─── Given records
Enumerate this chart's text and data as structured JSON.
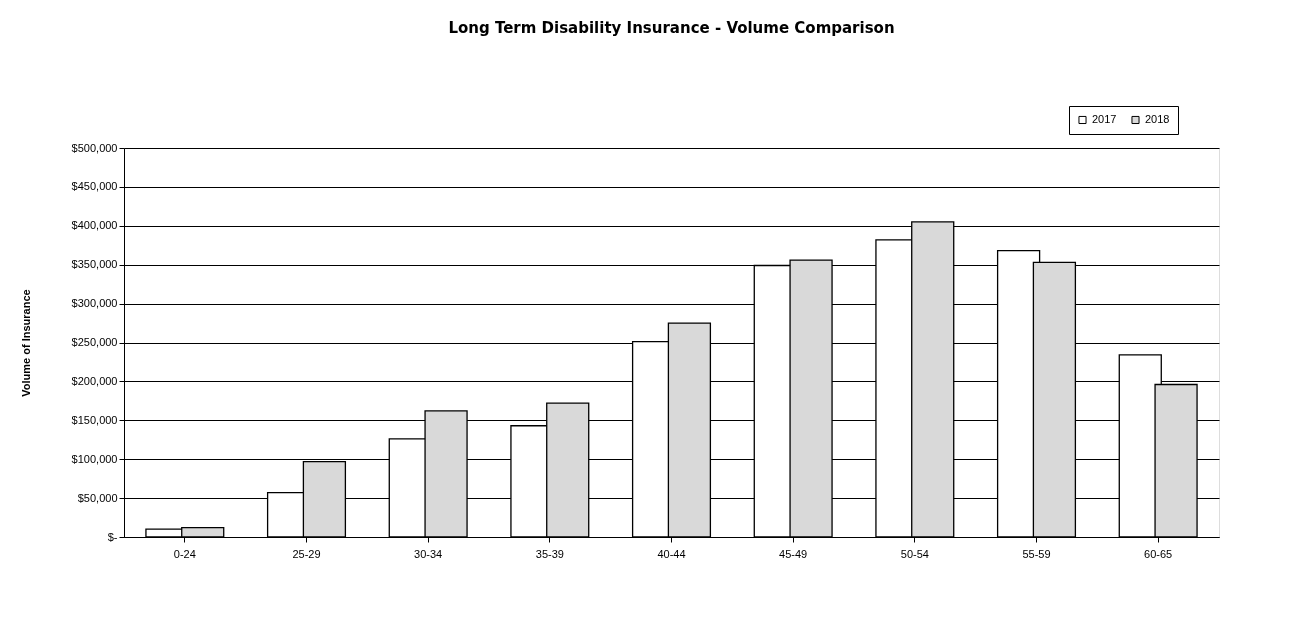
{
  "chart_data": {
    "type": "bar",
    "title": "Long Term Disability Insurance - Volume Comparison",
    "ylabel": "Volume of Insurance",
    "categories": [
      "0-24",
      "25-29",
      "30-34",
      "35-39",
      "40-44",
      "45-49",
      "50-54",
      "55-59",
      "60-65"
    ],
    "series": [
      {
        "name": "2017",
        "color": "#ffffff",
        "values": [
          10000,
          57000,
          126000,
          143000,
          251000,
          349000,
          382000,
          368000,
          234000
        ]
      },
      {
        "name": "2018",
        "color": "#d9d9d9",
        "values": [
          12000,
          97000,
          162000,
          172000,
          275000,
          356000,
          405000,
          353000,
          196000
        ]
      }
    ],
    "ylim": [
      0,
      500000
    ],
    "yticks": [
      {
        "value": 0,
        "label": "$-"
      },
      {
        "value": 50000,
        "label": "$50,000"
      },
      {
        "value": 100000,
        "label": "$100,000"
      },
      {
        "value": 150000,
        "label": "$150,000"
      },
      {
        "value": 200000,
        "label": "$200,000"
      },
      {
        "value": 250000,
        "label": "$250,000"
      },
      {
        "value": 300000,
        "label": "$300,000"
      },
      {
        "value": 350000,
        "label": "$350,000"
      },
      {
        "value": 400000,
        "label": "$400,000"
      },
      {
        "value": 450000,
        "label": "$450,000"
      },
      {
        "value": 500000,
        "label": "$500,000"
      }
    ],
    "grid": "y",
    "legend": "top right"
  }
}
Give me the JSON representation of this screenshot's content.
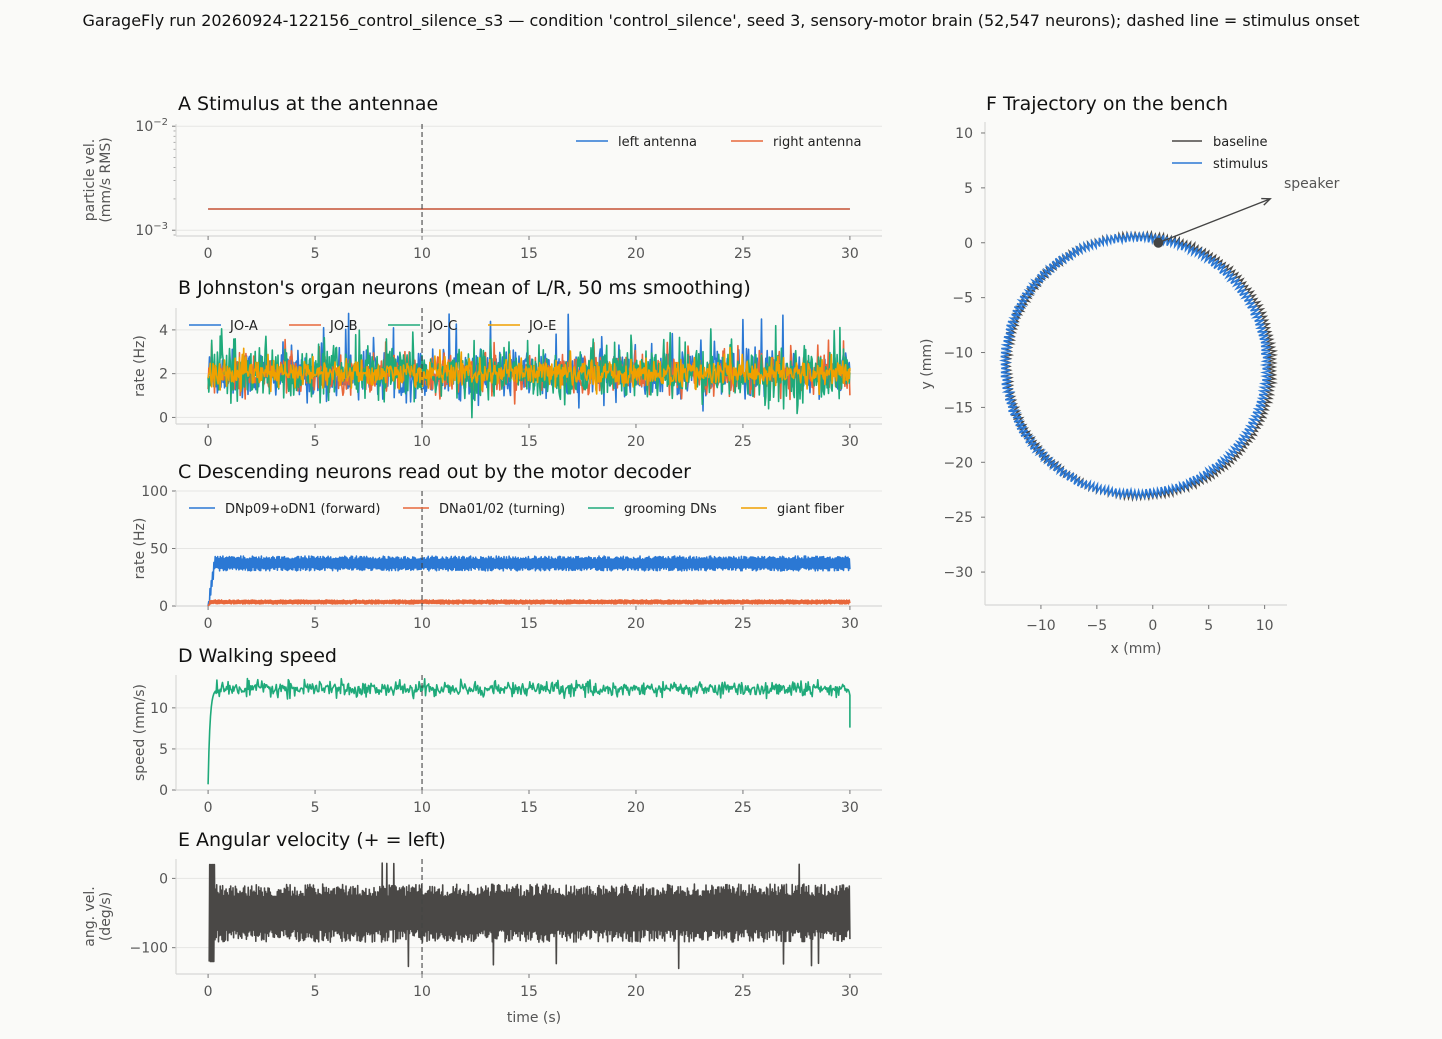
{
  "suptitle": "GarageFly run 20260924-122156_control_silence_s3 — condition 'control_silence', seed 3, sensory-motor brain (52,547 neurons); dashed line = stimulus onset",
  "colors": {
    "background": "#fafaf8",
    "blue": "#2b78d4",
    "orange": "#e8673a",
    "green": "#1faa7a",
    "amber": "#f0a000",
    "dark": "#4a4846",
    "onset": "#444444"
  },
  "chart_data": [
    {
      "id": "A",
      "type": "line",
      "title": "A  Stimulus at the antennae",
      "xlabel": "",
      "ylabel": [
        "particle vel.",
        "(mm/s RMS)"
      ],
      "yscale": "log",
      "ylim": [
        0.00088,
        0.0105
      ],
      "xlim": [
        -1.5,
        31.5
      ],
      "xticks": [
        0,
        5,
        10,
        15,
        20,
        25,
        30
      ],
      "yticks": [
        {
          "value": 0.001,
          "base": "10",
          "exp": "−3"
        },
        {
          "value": 0.01,
          "base": "10",
          "exp": "−2"
        }
      ],
      "onset": 10,
      "legend": "top-right",
      "series": [
        {
          "name": "left antenna",
          "color": "#2b78d4",
          "x": [
            0,
            30
          ],
          "y": [
            0.0016,
            0.0016
          ]
        },
        {
          "name": "right antenna",
          "color": "#e8673a",
          "x": [
            0,
            30
          ],
          "y": [
            0.0016,
            0.0016
          ]
        }
      ]
    },
    {
      "id": "B",
      "type": "line",
      "title": "B  Johnston's organ neurons (mean of L/R, 50 ms smoothing)",
      "xlabel": "",
      "ylabel": [
        "rate (Hz)"
      ],
      "ylim": [
        -0.3,
        5.0
      ],
      "xlim": [
        -1.5,
        31.5
      ],
      "xticks": [
        0,
        5,
        10,
        15,
        20,
        25,
        30
      ],
      "yticks": [
        0,
        2,
        4
      ],
      "onset": 10,
      "legend": "top-left",
      "series": [
        {
          "name": "JO-A",
          "color": "#2b78d4",
          "mean": 2.0,
          "amp": 1.0,
          "spike_max": 4.8
        },
        {
          "name": "JO-B",
          "color": "#e8673a",
          "mean": 2.0,
          "amp": 0.8,
          "spike_max": 3.8
        },
        {
          "name": "JO-C",
          "color": "#1faa7a",
          "mean": 2.0,
          "amp": 1.1,
          "spike_max": 4.2
        },
        {
          "name": "JO-E",
          "color": "#f0a000",
          "mean": 2.0,
          "amp": 0.55,
          "spike_max": 3.2
        }
      ]
    },
    {
      "id": "C",
      "type": "line",
      "title": "C  Descending neurons read out by the motor decoder",
      "xlabel": "",
      "ylabel": [
        "rate (Hz)"
      ],
      "ylim": [
        0,
        100
      ],
      "xlim": [
        -1.5,
        31.5
      ],
      "xticks": [
        0,
        5,
        10,
        15,
        20,
        25,
        30
      ],
      "yticks": [
        0,
        50,
        100
      ],
      "onset": 10,
      "legend": "top",
      "series": [
        {
          "name": "DNp09+oDN1 (forward)",
          "color": "#2b78d4",
          "mean": 37,
          "amp": 6.5,
          "rise_to": 0.3
        },
        {
          "name": "DNa01/02 (turning)",
          "color": "#e8673a",
          "mean": 3.5,
          "amp": 1.8,
          "rise_to": 0.1
        },
        {
          "name": "grooming DNs",
          "color": "#1faa7a",
          "mean": 0,
          "amp": 0
        },
        {
          "name": "giant fiber",
          "color": "#f0a000",
          "mean": 0,
          "amp": 0
        }
      ]
    },
    {
      "id": "D",
      "type": "line",
      "title": "D  Walking speed",
      "xlabel": "",
      "ylabel": [
        "speed (mm/s)"
      ],
      "ylim": [
        0,
        14
      ],
      "xlim": [
        -1.5,
        31.5
      ],
      "xticks": [
        0,
        5,
        10,
        15,
        20,
        25,
        30
      ],
      "yticks": [
        0,
        5,
        10
      ],
      "onset": 10,
      "series": [
        {
          "name": "",
          "color": "#1faa7a",
          "start": 0.7,
          "mean": 12.3,
          "amp": 0.9,
          "end": 7.6
        }
      ]
    },
    {
      "id": "E",
      "type": "line",
      "title": "E  Angular velocity (+ = left)",
      "xlabel": "time (s)",
      "ylabel": [
        "ang. vel.",
        "(deg/s)"
      ],
      "ylim": [
        -138,
        28
      ],
      "xlim": [
        -1.5,
        31.5
      ],
      "xticks": [
        0,
        5,
        10,
        15,
        20,
        25,
        30
      ],
      "yticks": [
        0,
        -100
      ],
      "onset": 10,
      "series": [
        {
          "name": "",
          "color": "#4a4846",
          "mean": -50,
          "amp": 42,
          "min": -130,
          "max": 25
        }
      ]
    },
    {
      "id": "F",
      "type": "line",
      "title": "F  Trajectory on the bench",
      "xlabel": "x (mm)",
      "ylabel": [
        "y (mm)"
      ],
      "xlim": [
        -15,
        12
      ],
      "ylim": [
        -33,
        11
      ],
      "xticks": [
        -10,
        -5,
        0,
        5,
        10
      ],
      "yticks": [
        10,
        5,
        0,
        -5,
        -10,
        -15,
        -20,
        -25,
        -30
      ],
      "legend": "top-right",
      "circle": {
        "cx": -1.5,
        "cy": -11.2,
        "r": 11.7,
        "start": [
          0.5,
          0
        ]
      },
      "series": [
        {
          "name": "baseline",
          "color": "#4a4846"
        },
        {
          "name": "stimulus",
          "color": "#2b78d4"
        }
      ],
      "annotation": {
        "text": "speaker",
        "from": [
          0.5,
          0
        ],
        "to": [
          10.5,
          4.0
        ]
      }
    }
  ]
}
──────
* **Instruction**: Reproduce the full material exactly, excluding the pictures.

* **Complete response**:
Enumerate this chart's text and data as structured JSON.
{
  "chart_data": {
    "type": "bar",
    "title": "Long Term Disability Insurance - Volume Comparison",
    "ylabel": "Volume of Insurance",
    "categories": [
      "0-24",
      "25-29",
      "30-34",
      "35-39",
      "40-44",
      "45-49",
      "50-54",
      "55-59",
      "60-65"
    ],
    "series": [
      {
        "name": "2017",
        "color": "#ffffff",
        "values": [
          10000,
          57000,
          126000,
          143000,
          251000,
          349000,
          382000,
          368000,
          234000
        ]
      },
      {
        "name": "2018",
        "color": "#d9d9d9",
        "values": [
          12000,
          97000,
          162000,
          172000,
          275000,
          356000,
          405000,
          353000,
          196000
        ]
      }
    ],
    "ylim": [
      0,
      500000
    ],
    "yticks": [
      {
        "value": 0,
        "label": "$-"
      },
      {
        "value": 50000,
        "label": "$50,000"
      },
      {
        "value": 100000,
        "label": "$100,000"
      },
      {
        "value": 150000,
        "label": "$150,000"
      },
      {
        "value": 200000,
        "label": "$200,000"
      },
      {
        "value": 250000,
        "label": "$250,000"
      },
      {
        "value": 300000,
        "label": "$300,000"
      },
      {
        "value": 350000,
        "label": "$350,000"
      },
      {
        "value": 400000,
        "label": "$400,000"
      },
      {
        "value": 450000,
        "label": "$450,000"
      },
      {
        "value": 500000,
        "label": "$500,000"
      }
    ],
    "grid": "y",
    "legend": "top right"
  }
}
Give me the JSON representation of this screenshot's content.
{
  "suptitle": "GarageFly run 20260924-122156_control_silence_s3 — condition 'control_silence', seed 3, sensory-motor brain (52,547 neurons); dashed line = stimulus onset",
  "colors": {
    "background": "#fafaf8",
    "blue": "#2b78d4",
    "orange": "#e8673a",
    "green": "#1faa7a",
    "amber": "#f0a000",
    "dark": "#4a4846",
    "onset": "#444444"
  },
  "chart_data": [
    {
      "id": "A",
      "type": "line",
      "title": "A  Stimulus at the antennae",
      "xlabel": "",
      "ylabel": [
        "particle vel.",
        "(mm/s RMS)"
      ],
      "yscale": "log",
      "ylim": [
        0.00088,
        0.0105
      ],
      "xlim": [
        -1.5,
        31.5
      ],
      "xticks": [
        0,
        5,
        10,
        15,
        20,
        25,
        30
      ],
      "yticks": [
        {
          "value": 0.001,
          "base": "10",
          "exp": "−3"
        },
        {
          "value": 0.01,
          "base": "10",
          "exp": "−2"
        }
      ],
      "onset": 10,
      "legend": "top-right",
      "series": [
        {
          "name": "left antenna",
          "color": "#2b78d4",
          "x": [
            0,
            30
          ],
          "y": [
            0.0016,
            0.0016
          ]
        },
        {
          "name": "right antenna",
          "color": "#e8673a",
          "x": [
            0,
            30
          ],
          "y": [
            0.0016,
            0.0016
          ]
        }
      ]
    },
    {
      "id": "B",
      "type": "line",
      "title": "B  Johnston's organ neurons (mean of L/R, 50 ms smoothing)",
      "xlabel": "",
      "ylabel": [
        "rate (Hz)"
      ],
      "ylim": [
        -0.3,
        5.0
      ],
      "xlim": [
        -1.5,
        31.5
      ],
      "xticks": [
        0,
        5,
        10,
        15,
        20,
        25,
        30
      ],
      "yticks": [
        0,
        2,
        4
      ],
      "onset": 10,
      "legend": "top-left",
      "series": [
        {
          "name": "JO-A",
          "color": "#2b78d4",
          "mean": 2.0,
          "amp": 1.0,
          "spike_max": 4.8
        },
        {
          "name": "JO-B",
          "color": "#e8673a",
          "mean": 2.0,
          "amp": 0.8,
          "spike_max": 3.8
        },
        {
          "name": "JO-C",
          "color": "#1faa7a",
          "mean": 2.0,
          "amp": 1.1,
          "spike_max": 4.2
        },
        {
          "name": "JO-E",
          "color": "#f0a000",
          "mean": 2.0,
          "amp": 0.55,
          "spike_max": 3.2
        }
      ]
    },
    {
      "id": "C",
      "type": "line",
      "title": "C  Descending neurons read out by the motor decoder",
      "xlabel": "",
      "ylabel": [
        "rate (Hz)"
      ],
      "ylim": [
        0,
        100
      ],
      "xlim": [
        -1.5,
        31.5
      ],
      "xticks": [
        0,
        5,
        10,
        15,
        20,
        25,
        30
      ],
      "yticks": [
        0,
        50,
        100
      ],
      "onset": 10,
      "legend": "top",
      "series": [
        {
          "name": "DNp09+oDN1 (forward)",
          "color": "#2b78d4",
          "mean": 37,
          "amp": 6.5,
          "rise_to": 0.3
        },
        {
          "name": "DNa01/02 (turning)",
          "color": "#e8673a",
          "mean": 3.5,
          "amp": 1.8,
          "rise_to": 0.1
        },
        {
          "name": "grooming DNs",
          "color": "#1faa7a",
          "mean": 0,
          "amp": 0
        },
        {
          "name": "giant fiber",
          "color": "#f0a000",
          "mean": 0,
          "amp": 0
        }
      ]
    },
    {
      "id": "D",
      "type": "line",
      "title": "D  Walking speed",
      "xlabel": "",
      "ylabel": [
        "speed (mm/s)"
      ],
      "ylim": [
        0,
        14
      ],
      "xlim": [
        -1.5,
        31.5
      ],
      "xticks": [
        0,
        5,
        10,
        15,
        20,
        25,
        30
      ],
      "yticks": [
        0,
        5,
        10
      ],
      "onset": 10,
      "series": [
        {
          "name": "",
          "color": "#1faa7a",
          "start": 0.7,
          "mean": 12.3,
          "amp": 0.9,
          "end": 7.6
        }
      ]
    },
    {
      "id": "E",
      "type": "line",
      "title": "E  Angular velocity (+ = left)",
      "xlabel": "time (s)",
      "ylabel": [
        "ang. vel.",
        "(deg/s)"
      ],
      "ylim": [
        -138,
        28
      ],
      "xlim": [
        -1.5,
        31.5
      ],
      "xticks": [
        0,
        5,
        10,
        15,
        20,
        25,
        30
      ],
      "yticks": [
        0,
        -100
      ],
      "onset": 10,
      "series": [
        {
          "name": "",
          "color": "#4a4846",
          "mean": -50,
          "amp": 42,
          "min": -130,
          "max": 25
        }
      ]
    },
    {
      "id": "F",
      "type": "line",
      "title": "F  Trajectory on the bench",
      "xlabel": "x (mm)",
      "ylabel": [
        "y (mm)"
      ],
      "xlim": [
        -15,
        12
      ],
      "ylim": [
        -33,
        11
      ],
      "xticks": [
        -10,
        -5,
        0,
        5,
        10
      ],
      "yticks": [
        10,
        5,
        0,
        -5,
        -10,
        -15,
        -20,
        -25,
        -30
      ],
      "legend": "top-right",
      "circle": {
        "cx": -1.5,
        "cy": -11.2,
        "r": 11.7,
        "start": [
          0.5,
          0
        ]
      },
      "series": [
        {
          "name": "baseline",
          "color": "#4a4846"
        },
        {
          "name": "stimulus",
          "color": "#2b78d4"
        }
      ],
      "annotation": {
        "text": "speaker",
        "from": [
          0.5,
          0
        ],
        "to": [
          10.5,
          4.0
        ]
      }
    }
  ]
}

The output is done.